[RECORDED INFORMATION]
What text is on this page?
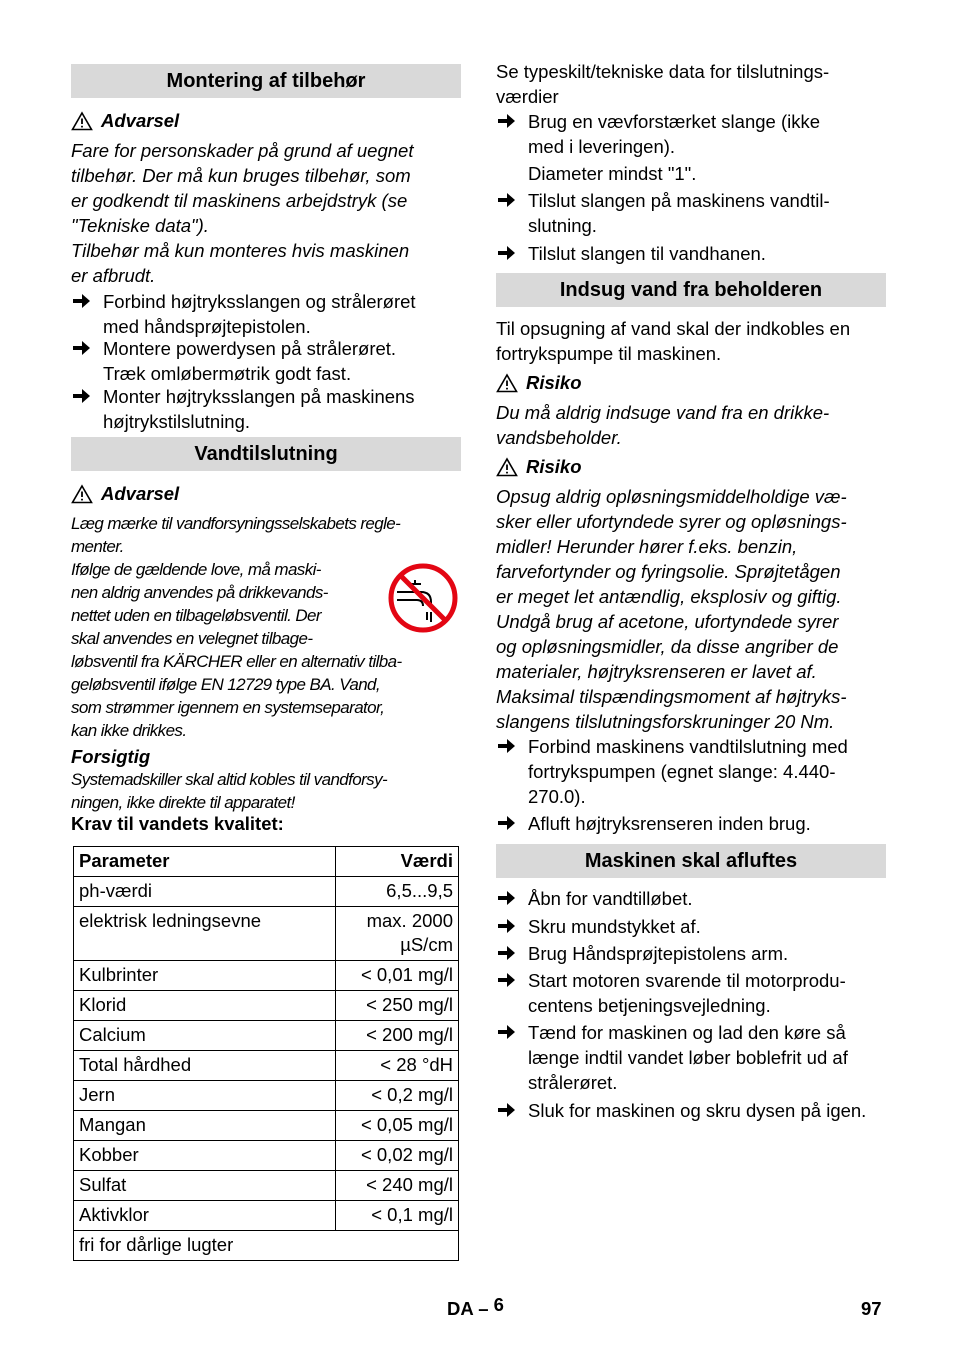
Montering af tilbehør
Advarsel
Fare for personskader på grund af uegnet
tilbehør. Der må kun bruges tilbehør, som
er godkendt til maskinens arbejdstryk (se
"Tekniske data").
Tilbehør må kun monteres hvis maskinen
er afbrudt.
Forbind højtryksslangen og strålerøret
med håndsprøjtepistolen.
Montere powerdysen på strålerøret.
Træk omløbermøtrik godt fast.
Monter højtryksslangen på maskinens
højtrykstilslutning.
Vandtilslutning
Advarsel
Læg mærke til vandforsyningsselskabets regle-
menter.
Ifølge de gældende love, må maski-
nen aldrig anvendes på drikkevands-
nettet uden en tilbageløbsventil. Der
skal anvendes en velegnet tilbage-
løbsventil fra KÄRCHER eller en alternativ tilba-
geløbsventil ifølge EN 12729 type BA. Vand,
som strømmer igennem en systemseparator,
kan ikke drikkes.
Forsigtig
Systemadskiller skal altid kobles til vandforsy-
ningen, ikke direkte til apparatet!
Krav til vandets kvalitet:
Parameter	Værdi
ph-værdi	6,5...9,5
elektrisk ledningsevne	max. 2000 µS/cm
Kulbrinter	< 0,01 mg/l
Klorid	< 250 mg/l
Calcium	< 200 mg/l
Total hårdhed	< 28 °dH
Jern	< 0,2 mg/l
Mangan	< 0,05 mg/l
Kobber	< 0,02 mg/l
Sulfat	< 240 mg/l
Aktivklor	< 0,1 mg/l
fri for dårlige lugter	
Se typeskilt/tekniske data for tilslutnings-
værdier
Brug en vævforstærket slange (ikke
med i leveringen).
Diameter mindst "1".
Tilslut slangen på maskinens vandtil-
slutning.
Tilslut slangen til vandhanen.
Indsug vand fra beholderen
Til opsugning af vand skal der indkobles en
fortrykspumpe til maskinen.
Risiko
Du må aldrig indsuge vand fra en drikke-
vandsbeholder.
Risiko
Opsug aldrig opløsningsmiddelholdige væ-
sker eller ufortyndede syrer og opløsnings-
midler! Herunder hører f.eks. benzin,
farvefortynder og fyringsolie. Sprøjtetågen
er meget let antændlig, eksplosiv og giftig.
Undgå brug af acetone, ufortyndede syrer
og opløsningsmidler, da disse angriber de
materialer, højtryksrenseren er lavet af.
Maksimal tilspændingsmoment af højtryks-
slangens tilslutningsforskruninger 20 Nm.
Forbind maskinens vandtilslutning med
fortrykspumpen (egnet slange: 4.440-
270.0).
Afluft højtryksrenseren inden brug.
Maskinen skal afluftes
Åbn for vandtilløbet.
Skru mundstykket af.
Brug Håndsprøjtepistolens arm.
Start motoren svarende til motorprodu-
centens betjeningsvejledning.
Tænd for maskinen og lad den køre så
længe indtil vandet løber boblefrit ud af
strålerøret.
Sluk for maskinen og skru dysen på igen.
DA – 6	97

[INSTRUCTION] Write the material out again exactly as it appears, dropping the pictures.

[OUTPUT BELOW]
What text is on this page?
Montering af tilbehør
Advarsel
Fare for personskader på grund af uegnet
tilbehør. Der må kun bruges tilbehør, som
er godkendt til maskinens arbejdstryk (se
"Tekniske data").
Tilbehør må kun monteres hvis maskinen
er afbrudt.
Forbind højtryksslangen og strålerøret
med håndsprøjtepistolen.
Montere powerdysen på strålerøret.
Træk omløbermøtrik godt fast.
Monter højtryksslangen på maskinens
højtrykstilslutning.
Vandtilslutning
Advarsel
Læg mærke til vandforsyningsselskabets regle-
menter.
Ifølge de gældende love, må maski-
nen aldrig anvendes på drikkevands-
nettet uden en tilbageløbsventil. Der
skal anvendes en velegnet tilbage-
løbsventil fra KÄRCHER eller en alternativ tilba-
geløbsventil ifølge EN 12729 type BA. Vand,
som strømmer igennem en systemseparator,
kan ikke drikkes.
Forsigtig
Systemadskiller skal altid kobles til vandforsy-
ningen, ikke direkte til apparatet!
Krav til vandets kvalitet:
Parameter	Værdi
ph-værdi	6,5...9,5
elektrisk ledningsevne	max. 2000 µS/cm
Kulbrinter	< 0,01 mg/l
Klorid	< 250 mg/l
Calcium	< 200 mg/l
Total hårdhed	< 28 °dH
Jern	< 0,2 mg/l
Mangan	< 0,05 mg/l
Kobber	< 0,02 mg/l
Sulfat	< 240 mg/l
Aktivklor	< 0,1 mg/l
fri for dårlige lugter	
Se typeskilt/tekniske data for tilslutnings-
værdier
Brug en vævforstærket slange (ikke
med i leveringen).
Diameter mindst "1".
Tilslut slangen på maskinens vandtil-
slutning.
Tilslut slangen til vandhanen.
Indsug vand fra beholderen
Til opsugning af vand skal der indkobles en
fortrykspumpe til maskinen.
Risiko
Du må aldrig indsuge vand fra en drikke-
vandsbeholder.
Risiko
Opsug aldrig opløsningsmiddelholdige væ-
sker eller ufortyndede syrer og opløsnings-
midler! Herunder hører f.eks. benzin,
farvefortynder og fyringsolie. Sprøjtetågen
er meget let antændlig, eksplosiv og giftig.
Undgå brug af acetone, ufortyndede syrer
og opløsningsmidler, da disse angriber de
materialer, højtryksrenseren er lavet af.
Maksimal tilspændingsmoment af højtryks-
slangens tilslutningsforskruninger 20 Nm.
Forbind maskinens vandtilslutning med
fortrykspumpen (egnet slange: 4.440-
270.0).
Afluft højtryksrenseren inden brug.
Maskinen skal afluftes
Åbn for vandtilløbet.
Skru mundstykket af.
Brug Håndsprøjtepistolens arm.
Start motoren svarende til motorprodu-
centens betjeningsvejledning.
Tænd for maskinen og lad den køre så
længe indtil vandet løber boblefrit ud af
strålerøret.
Sluk for maskinen og skru dysen på igen.
DA – 6	97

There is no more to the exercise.